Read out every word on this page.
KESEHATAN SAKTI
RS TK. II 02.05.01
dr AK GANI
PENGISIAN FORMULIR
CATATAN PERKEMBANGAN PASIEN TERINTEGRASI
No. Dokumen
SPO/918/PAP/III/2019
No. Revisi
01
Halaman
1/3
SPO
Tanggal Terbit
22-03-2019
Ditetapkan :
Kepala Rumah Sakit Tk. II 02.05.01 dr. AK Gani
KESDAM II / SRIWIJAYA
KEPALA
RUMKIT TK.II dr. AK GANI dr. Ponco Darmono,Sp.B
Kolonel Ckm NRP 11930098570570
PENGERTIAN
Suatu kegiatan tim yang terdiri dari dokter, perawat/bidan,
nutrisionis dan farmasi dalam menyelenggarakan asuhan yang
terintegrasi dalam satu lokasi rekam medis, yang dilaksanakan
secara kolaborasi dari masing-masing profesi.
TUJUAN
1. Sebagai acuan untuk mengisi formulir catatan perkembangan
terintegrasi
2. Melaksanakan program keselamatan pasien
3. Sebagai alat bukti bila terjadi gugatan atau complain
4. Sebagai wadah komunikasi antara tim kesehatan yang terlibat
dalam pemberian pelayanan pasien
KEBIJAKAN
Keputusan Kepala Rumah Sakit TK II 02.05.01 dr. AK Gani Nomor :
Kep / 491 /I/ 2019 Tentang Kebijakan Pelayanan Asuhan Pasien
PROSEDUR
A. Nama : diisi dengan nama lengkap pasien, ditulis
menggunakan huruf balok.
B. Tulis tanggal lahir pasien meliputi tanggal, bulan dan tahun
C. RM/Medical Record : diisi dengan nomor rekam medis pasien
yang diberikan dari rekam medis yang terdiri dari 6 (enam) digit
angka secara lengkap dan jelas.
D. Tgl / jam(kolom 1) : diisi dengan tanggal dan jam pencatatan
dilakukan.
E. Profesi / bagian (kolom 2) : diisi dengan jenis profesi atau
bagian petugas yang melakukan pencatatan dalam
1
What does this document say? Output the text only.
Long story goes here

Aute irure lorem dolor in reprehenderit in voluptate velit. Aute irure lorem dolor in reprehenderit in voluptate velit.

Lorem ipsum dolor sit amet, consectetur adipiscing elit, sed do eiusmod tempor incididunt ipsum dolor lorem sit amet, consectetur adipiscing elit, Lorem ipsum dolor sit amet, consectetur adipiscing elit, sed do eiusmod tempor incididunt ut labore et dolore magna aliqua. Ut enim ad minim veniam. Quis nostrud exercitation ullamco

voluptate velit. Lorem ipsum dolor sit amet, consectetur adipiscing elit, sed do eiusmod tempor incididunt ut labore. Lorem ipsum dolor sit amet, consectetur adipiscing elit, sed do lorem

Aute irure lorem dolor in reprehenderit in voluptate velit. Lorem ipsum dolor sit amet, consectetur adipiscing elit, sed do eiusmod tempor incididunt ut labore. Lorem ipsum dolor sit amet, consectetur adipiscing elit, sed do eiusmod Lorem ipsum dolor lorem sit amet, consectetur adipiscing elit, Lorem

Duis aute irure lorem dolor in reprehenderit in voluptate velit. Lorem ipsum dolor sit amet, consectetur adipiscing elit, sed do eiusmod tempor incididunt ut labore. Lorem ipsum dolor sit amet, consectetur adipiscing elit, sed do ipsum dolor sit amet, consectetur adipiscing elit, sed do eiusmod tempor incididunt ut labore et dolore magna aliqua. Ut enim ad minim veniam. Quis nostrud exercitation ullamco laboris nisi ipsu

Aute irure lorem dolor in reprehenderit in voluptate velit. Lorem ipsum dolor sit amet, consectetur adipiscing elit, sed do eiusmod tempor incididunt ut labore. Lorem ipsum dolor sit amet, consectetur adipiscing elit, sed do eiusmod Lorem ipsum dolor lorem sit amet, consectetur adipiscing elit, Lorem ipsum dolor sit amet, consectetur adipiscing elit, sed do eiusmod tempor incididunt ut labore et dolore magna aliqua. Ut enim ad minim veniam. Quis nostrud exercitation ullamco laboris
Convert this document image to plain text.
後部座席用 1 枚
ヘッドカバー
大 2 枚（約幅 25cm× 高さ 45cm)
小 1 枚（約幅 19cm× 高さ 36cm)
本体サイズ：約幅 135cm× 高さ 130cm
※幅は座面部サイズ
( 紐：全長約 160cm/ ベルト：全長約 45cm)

++++++

#### [Aim of the exercise]
The records above should be restated word for word, please.

#### [Solved problem]
Read out every word on this page.
KESEHATAN SAKTI
RS TK. II 02.05.01
dr AK GANI
PENGISIAN FORMULIR
CATATAN PERKEMBANGAN PASIEN TERINTEGRASI
No. Dokumen
SPO/918/PAP/III/2019
No. Revisi
01
Halaman
1/3
SPO
Tanggal Terbit
22-03-2019
Ditetapkan :
Kepala Rumah Sakit Tk. II 02.05.01 dr. AK Gani
KESDAM II / SRIWIJAYA
KEPALA
RUMKIT TK.II dr. AK GANI dr. Ponco Darmono,Sp.B
Kolonel Ckm NRP 11930098570570
PENGERTIAN
Suatu kegiatan tim yang terdiri dari dokter, perawat/bidan,
nutrisionis dan farmasi dalam menyelenggarakan asuhan yang
terintegrasi dalam satu lokasi rekam medis, yang dilaksanakan
secara kolaborasi dari masing-masing profesi.
TUJUAN
1. Sebagai acuan untuk mengisi formulir catatan perkembangan
terintegrasi
2. Melaksanakan program keselamatan pasien
3. Sebagai alat bukti bila terjadi gugatan atau complain
4. Sebagai wadah komunikasi antara tim kesehatan yang terlibat
dalam pemberian pelayanan pasien
KEBIJAKAN
Keputusan Kepala Rumah Sakit TK II 02.05.01 dr. AK Gani Nomor :
Kep / 491 /I/ 2019 Tentang Kebijakan Pelayanan Asuhan Pasien
PROSEDUR
A. Nama : diisi dengan nama lengkap pasien, ditulis
menggunakan huruf balok.
B. Tulis tanggal lahir pasien meliputi tanggal, bulan dan tahun
C. RM/Medical Record : diisi dengan nomor rekam medis pasien
yang diberikan dari rekam medis yang terdiri dari 6 (enam) digit
angka secara lengkap dan jelas.
D. Tgl / jam(kolom 1) : diisi dengan tanggal dan jam pencatatan
dilakukan.
E. Profesi / bagian (kolom 2) : diisi dengan jenis profesi atau
bagian petugas yang melakukan pencatatan dalam
1
What does this document say? Output the text only.
Long story goes here

Aute irure lorem dolor in reprehenderit in voluptate velit. Aute irure lorem dolor in reprehenderit in voluptate velit.

Lorem ipsum dolor sit amet, consectetur adipiscing elit, sed do eiusmod tempor incididunt ipsum dolor lorem sit amet, consectetur adipiscing elit, Lorem ipsum dolor sit amet, consectetur adipiscing elit, sed do eiusmod tempor incididunt ut labore et dolore magna aliqua. Ut enim ad minim veniam. Quis nostrud exercitation ullamco

voluptate velit. Lorem ipsum dolor sit amet, consectetur adipiscing elit, sed do eiusmod tempor incididunt ut labore. Lorem ipsum dolor sit amet, consectetur adipiscing elit, sed do lorem

Aute irure lorem dolor in reprehenderit in voluptate velit. Lorem ipsum dolor sit amet, consectetur adipiscing elit, sed do eiusmod tempor incididunt ut labore. Lorem ipsum dolor sit amet, consectetur adipiscing elit, sed do eiusmod Lorem ipsum dolor lorem sit amet, consectetur adipiscing elit, Lorem

Duis aute irure lorem dolor in reprehenderit in voluptate velit. Lorem ipsum dolor sit amet, consectetur adipiscing elit, sed do eiusmod tempor incididunt ut labore. Lorem ipsum dolor sit amet, consectetur adipiscing elit, sed do ipsum dolor sit amet, consectetur adipiscing elit, sed do eiusmod tempor incididunt ut labore et dolore magna aliqua. Ut enim ad minim veniam. Quis nostrud exercitation ullamco laboris nisi ipsu

Aute irure lorem dolor in reprehenderit in voluptate velit. Lorem ipsum dolor sit amet, consectetur adipiscing elit, sed do eiusmod tempor incididunt ut labore. Lorem ipsum dolor sit amet, consectetur adipiscing elit, sed do eiusmod Lorem ipsum dolor lorem sit amet, consectetur adipiscing elit, Lorem ipsum dolor sit amet, consectetur adipiscing elit, sed do eiusmod tempor incididunt ut labore et dolore magna aliqua. Ut enim ad minim veniam. Quis nostrud exercitation ullamco laboris
Convert this document image to plain text.
後部座席用 1 枚
ヘッドカバー
大 2 枚（約幅 25cm× 高さ 45cm)
小 1 枚（約幅 19cm× 高さ 36cm)
本体サイズ：約幅 135cm× 高さ 130cm
※幅は座面部サイズ
( 紐：全長約 160cm/ ベルト：全長約 45cm)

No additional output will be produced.